Return the whole listing, keeping every character the same.
* begin DATASET ROWS *
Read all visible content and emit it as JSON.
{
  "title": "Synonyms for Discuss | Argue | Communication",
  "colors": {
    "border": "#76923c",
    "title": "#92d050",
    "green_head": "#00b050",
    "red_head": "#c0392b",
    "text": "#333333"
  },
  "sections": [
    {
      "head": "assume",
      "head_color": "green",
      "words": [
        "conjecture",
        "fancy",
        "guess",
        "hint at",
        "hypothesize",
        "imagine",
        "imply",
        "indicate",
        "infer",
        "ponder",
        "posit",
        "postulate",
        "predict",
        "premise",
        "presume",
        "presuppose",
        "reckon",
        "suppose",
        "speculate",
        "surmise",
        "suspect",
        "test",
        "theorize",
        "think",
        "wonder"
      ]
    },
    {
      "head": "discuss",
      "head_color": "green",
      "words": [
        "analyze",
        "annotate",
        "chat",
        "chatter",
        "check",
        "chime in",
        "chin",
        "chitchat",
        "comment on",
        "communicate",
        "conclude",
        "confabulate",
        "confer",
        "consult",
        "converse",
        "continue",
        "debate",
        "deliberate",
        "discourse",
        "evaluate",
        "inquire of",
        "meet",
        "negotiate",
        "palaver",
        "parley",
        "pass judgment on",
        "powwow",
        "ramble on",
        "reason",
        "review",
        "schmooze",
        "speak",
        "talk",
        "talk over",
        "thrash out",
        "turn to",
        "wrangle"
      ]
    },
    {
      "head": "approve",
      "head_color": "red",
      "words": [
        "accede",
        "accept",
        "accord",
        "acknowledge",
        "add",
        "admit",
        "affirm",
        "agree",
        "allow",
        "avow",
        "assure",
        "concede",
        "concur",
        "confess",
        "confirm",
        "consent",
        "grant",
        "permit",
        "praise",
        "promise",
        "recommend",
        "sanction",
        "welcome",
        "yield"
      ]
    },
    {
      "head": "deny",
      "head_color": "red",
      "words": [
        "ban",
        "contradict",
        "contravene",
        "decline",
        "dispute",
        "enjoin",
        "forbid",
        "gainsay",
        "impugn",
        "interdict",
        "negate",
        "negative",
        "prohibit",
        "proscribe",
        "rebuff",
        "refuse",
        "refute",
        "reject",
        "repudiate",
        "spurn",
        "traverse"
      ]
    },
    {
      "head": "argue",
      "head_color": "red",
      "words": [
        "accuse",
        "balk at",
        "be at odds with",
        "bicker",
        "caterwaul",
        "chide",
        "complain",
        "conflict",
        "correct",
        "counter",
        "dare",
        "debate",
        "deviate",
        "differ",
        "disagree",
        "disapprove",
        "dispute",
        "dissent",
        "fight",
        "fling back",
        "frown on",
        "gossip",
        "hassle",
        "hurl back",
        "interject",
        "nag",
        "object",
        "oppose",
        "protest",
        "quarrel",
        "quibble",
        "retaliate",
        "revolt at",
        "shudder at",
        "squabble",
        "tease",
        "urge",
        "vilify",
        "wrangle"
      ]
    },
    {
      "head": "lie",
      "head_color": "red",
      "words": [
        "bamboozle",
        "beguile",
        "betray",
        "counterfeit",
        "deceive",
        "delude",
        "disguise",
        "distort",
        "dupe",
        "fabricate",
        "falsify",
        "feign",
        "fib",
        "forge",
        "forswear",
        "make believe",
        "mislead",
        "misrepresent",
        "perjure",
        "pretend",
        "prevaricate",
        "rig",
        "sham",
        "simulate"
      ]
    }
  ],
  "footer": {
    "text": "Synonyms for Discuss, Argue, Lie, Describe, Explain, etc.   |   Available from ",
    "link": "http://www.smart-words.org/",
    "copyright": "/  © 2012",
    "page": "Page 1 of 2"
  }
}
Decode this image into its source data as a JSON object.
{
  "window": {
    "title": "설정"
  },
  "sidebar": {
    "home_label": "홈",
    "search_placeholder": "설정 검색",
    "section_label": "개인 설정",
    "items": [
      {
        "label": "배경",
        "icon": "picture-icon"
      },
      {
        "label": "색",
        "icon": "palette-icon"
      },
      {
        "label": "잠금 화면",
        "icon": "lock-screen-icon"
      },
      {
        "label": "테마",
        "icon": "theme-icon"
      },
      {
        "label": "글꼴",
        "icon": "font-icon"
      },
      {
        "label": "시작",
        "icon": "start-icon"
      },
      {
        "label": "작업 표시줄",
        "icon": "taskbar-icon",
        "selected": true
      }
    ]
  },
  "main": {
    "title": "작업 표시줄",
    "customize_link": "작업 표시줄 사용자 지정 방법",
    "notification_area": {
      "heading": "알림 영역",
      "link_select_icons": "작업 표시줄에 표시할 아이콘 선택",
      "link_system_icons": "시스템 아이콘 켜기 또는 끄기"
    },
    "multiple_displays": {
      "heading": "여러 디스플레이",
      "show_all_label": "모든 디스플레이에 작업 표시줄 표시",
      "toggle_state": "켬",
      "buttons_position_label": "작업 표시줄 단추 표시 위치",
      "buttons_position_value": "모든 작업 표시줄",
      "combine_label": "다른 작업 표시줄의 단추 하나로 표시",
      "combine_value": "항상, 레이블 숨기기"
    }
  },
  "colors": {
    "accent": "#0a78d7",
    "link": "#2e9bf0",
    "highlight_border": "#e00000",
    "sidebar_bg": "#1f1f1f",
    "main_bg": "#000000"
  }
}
* end DATASET ROWS *
◆ FULL ANSWER
Read all visible content and emit it as JSON.
{
  "title": "Synonyms for Discuss | Argue | Communication",
  "colors": {
    "border": "#76923c",
    "title": "#92d050",
    "green_head": "#00b050",
    "red_head": "#c0392b",
    "text": "#333333"
  },
  "sections": [
    {
      "head": "assume",
      "head_color": "green",
      "words": [
        "conjecture",
        "fancy",
        "guess",
        "hint at",
        "hypothesize",
        "imagine",
        "imply",
        "indicate",
        "infer",
        "ponder",
        "posit",
        "postulate",
        "predict",
        "premise",
        "presume",
        "presuppose",
        "reckon",
        "suppose",
        "speculate",
        "surmise",
        "suspect",
        "test",
        "theorize",
        "think",
        "wonder"
      ]
    },
    {
      "head": "discuss",
      "head_color": "green",
      "words": [
        "analyze",
        "annotate",
        "chat",
        "chatter",
        "check",
        "chime in",
        "chin",
        "chitchat",
        "comment on",
        "communicate",
        "conclude",
        "confabulate",
        "confer",
        "consult",
        "converse",
        "continue",
        "debate",
        "deliberate",
        "discourse",
        "evaluate",
        "inquire of",
        "meet",
        "negotiate",
        "palaver",
        "parley",
        "pass judgment on",
        "powwow",
        "ramble on",
        "reason",
        "review",
        "schmooze",
        "speak",
        "talk",
        "talk over",
        "thrash out",
        "turn to",
        "wrangle"
      ]
    },
    {
      "head": "approve",
      "head_color": "red",
      "words": [
        "accede",
        "accept",
        "accord",
        "acknowledge",
        "add",
        "admit",
        "affirm",
        "agree",
        "allow",
        "avow",
        "assure",
        "concede",
        "concur",
        "confess",
        "confirm",
        "consent",
        "grant",
        "permit",
        "praise",
        "promise",
        "recommend",
        "sanction",
        "welcome",
        "yield"
      ]
    },
    {
      "head": "deny",
      "head_color": "red",
      "words": [
        "ban",
        "contradict",
        "contravene",
        "decline",
        "dispute",
        "enjoin",
        "forbid",
        "gainsay",
        "impugn",
        "interdict",
        "negate",
        "negative",
        "prohibit",
        "proscribe",
        "rebuff",
        "refuse",
        "refute",
        "reject",
        "repudiate",
        "spurn",
        "traverse"
      ]
    },
    {
      "head": "argue",
      "head_color": "red",
      "words": [
        "accuse",
        "balk at",
        "be at odds with",
        "bicker",
        "caterwaul",
        "chide",
        "complain",
        "conflict",
        "correct",
        "counter",
        "dare",
        "debate",
        "deviate",
        "differ",
        "disagree",
        "disapprove",
        "dispute",
        "dissent",
        "fight",
        "fling back",
        "frown on",
        "gossip",
        "hassle",
        "hurl back",
        "interject",
        "nag",
        "object",
        "oppose",
        "protest",
        "quarrel",
        "quibble",
        "retaliate",
        "revolt at",
        "shudder at",
        "squabble",
        "tease",
        "urge",
        "vilify",
        "wrangle"
      ]
    },
    {
      "head": "lie",
      "head_color": "red",
      "words": [
        "bamboozle",
        "beguile",
        "betray",
        "counterfeit",
        "deceive",
        "delude",
        "disguise",
        "distort",
        "dupe",
        "fabricate",
        "falsify",
        "feign",
        "fib",
        "forge",
        "forswear",
        "make believe",
        "mislead",
        "misrepresent",
        "perjure",
        "pretend",
        "prevaricate",
        "rig",
        "sham",
        "simulate"
      ]
    }
  ],
  "footer": {
    "text": "Synonyms for Discuss, Argue, Lie, Describe, Explain, etc.   |   Available from ",
    "link": "http://www.smart-words.org/",
    "copyright": "/  © 2012",
    "page": "Page 1 of 2"
  }
}
Decode this image into its source data as a JSON object.
{
  "window": {
    "title": "설정"
  },
  "sidebar": {
    "home_label": "홈",
    "search_placeholder": "설정 검색",
    "section_label": "개인 설정",
    "items": [
      {
        "label": "배경",
        "icon": "picture-icon"
      },
      {
        "label": "색",
        "icon": "palette-icon"
      },
      {
        "label": "잠금 화면",
        "icon": "lock-screen-icon"
      },
      {
        "label": "테마",
        "icon": "theme-icon"
      },
      {
        "label": "글꼴",
        "icon": "font-icon"
      },
      {
        "label": "시작",
        "icon": "start-icon"
      },
      {
        "label": "작업 표시줄",
        "icon": "taskbar-icon",
        "selected": true
      }
    ]
  },
  "main": {
    "title": "작업 표시줄",
    "customize_link": "작업 표시줄 사용자 지정 방법",
    "notification_area": {
      "heading": "알림 영역",
      "link_select_icons": "작업 표시줄에 표시할 아이콘 선택",
      "link_system_icons": "시스템 아이콘 켜기 또는 끄기"
    },
    "multiple_displays": {
      "heading": "여러 디스플레이",
      "show_all_label": "모든 디스플레이에 작업 표시줄 표시",
      "toggle_state": "켬",
      "buttons_position_label": "작업 표시줄 단추 표시 위치",
      "buttons_position_value": "모든 작업 표시줄",
      "combine_label": "다른 작업 표시줄의 단추 하나로 표시",
      "combine_value": "항상, 레이블 숨기기"
    }
  },
  "colors": {
    "accent": "#0a78d7",
    "link": "#2e9bf0",
    "highlight_border": "#e00000",
    "sidebar_bg": "#1f1f1f",
    "main_bg": "#000000"
  }
}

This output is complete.